In your copy, repeat the records exactly and leave out the pictures.

....

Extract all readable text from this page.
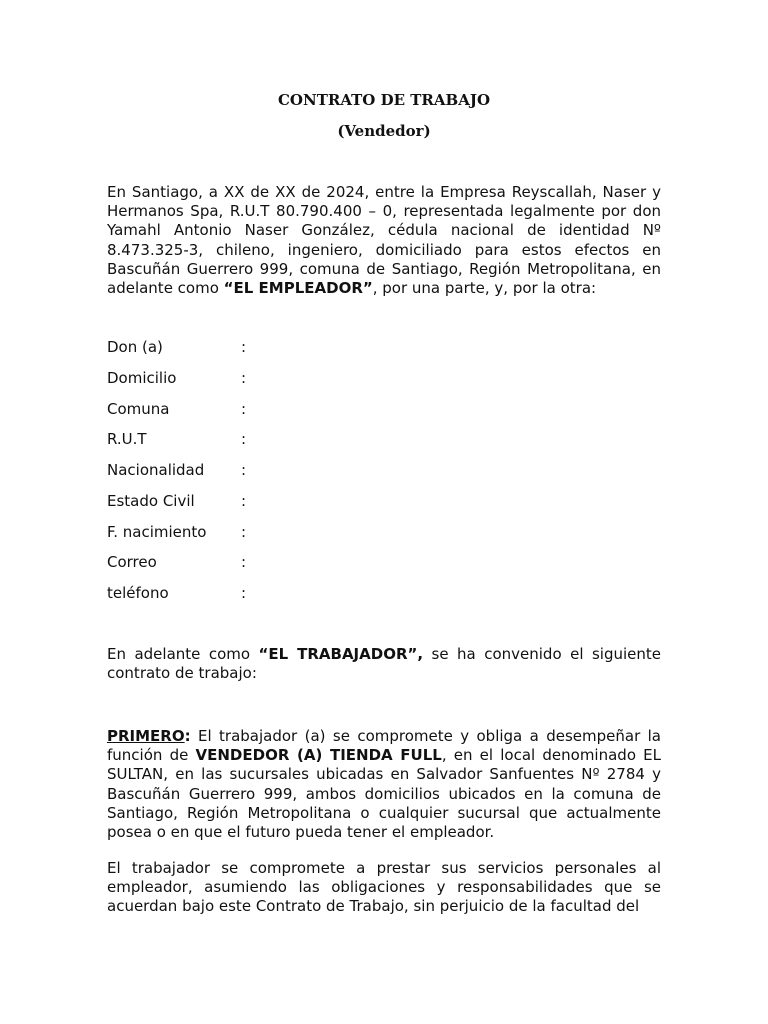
CONTRATO DE TRABAJO
(Vendedor)

En Santiago, a XX de XX de 2024, entre la Empresa Reyscallah, Naser y Hermanos Spa, R.U.T 80.790.400 – 0, representada legalmente por don Yamahl Antonio Naser González, cédula nacional de identidad Nº 8.473.325-3, chileno, ingeniero, domiciliado para estos efectos en Bascuñán Guerrero 999, comuna de Santiago, Región Metropolitana, en adelante como “EL EMPLEADOR”, por una parte, y, por la otra:

Don (a)	:
Domicilio	:
Comuna	:
R.U.T	:
Nacionalidad :
Estado Civil	:
F. nacimiento :
Correo	:
teléfono	:

En adelante como “EL TRABAJADOR”, se ha convenido el siguiente contrato de trabajo:

PRIMERO: El trabajador (a) se compromete y obliga a desempeñar la función de VENDEDOR (A) TIENDA FULL, en el local denominado EL SULTAN, en las sucursales ubicadas en Salvador Sanfuentes Nº 2784 y Bascuñán Guerrero 999, ambos domicilios ubicados en la comuna de Santiago, Región Metropolitana o cualquier sucursal que actualmente posea o en que el futuro pueda tener el empleador.

El trabajador se compromete a prestar sus servicios personales al empleador, asumiendo las obligaciones y responsabilidades que se acuerdan bajo este Contrato de Trabajo, sin perjuicio de la facultad del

....

Full response:
Extract all readable text from this page.
CONTRATO DE TRABAJO
(Vendedor)

En Santiago, a XX de XX de 2024, entre la Empresa Reyscallah, Naser y Hermanos Spa, R.U.T 80.790.400 – 0, representada legalmente por don Yamahl Antonio Naser González, cédula nacional de identidad Nº 8.473.325-3, chileno, ingeniero, domiciliado para estos efectos en Bascuñán Guerrero 999, comuna de Santiago, Región Metropolitana, en adelante como “EL EMPLEADOR”, por una parte, y, por la otra:

Don (a)	:
Domicilio	:
Comuna	:
R.U.T	:
Nacionalidad :
Estado Civil	:
F. nacimiento :
Correo	:
teléfono	:

En adelante como “EL TRABAJADOR”, se ha convenido el siguiente contrato de trabajo:

PRIMERO: El trabajador (a) se compromete y obliga a desempeñar la función de VENDEDOR (A) TIENDA FULL, en el local denominado EL SULTAN, en las sucursales ubicadas en Salvador Sanfuentes Nº 2784 y Bascuñán Guerrero 999, ambos domicilios ubicados en la comuna de Santiago, Región Metropolitana o cualquier sucursal que actualmente posea o en que el futuro pueda tener el empleador.

El trabajador se compromete a prestar sus servicios personales al empleador, asumiendo las obligaciones y responsabilidades que se acuerdan bajo este Contrato de Trabajo, sin perjuicio de la facultad del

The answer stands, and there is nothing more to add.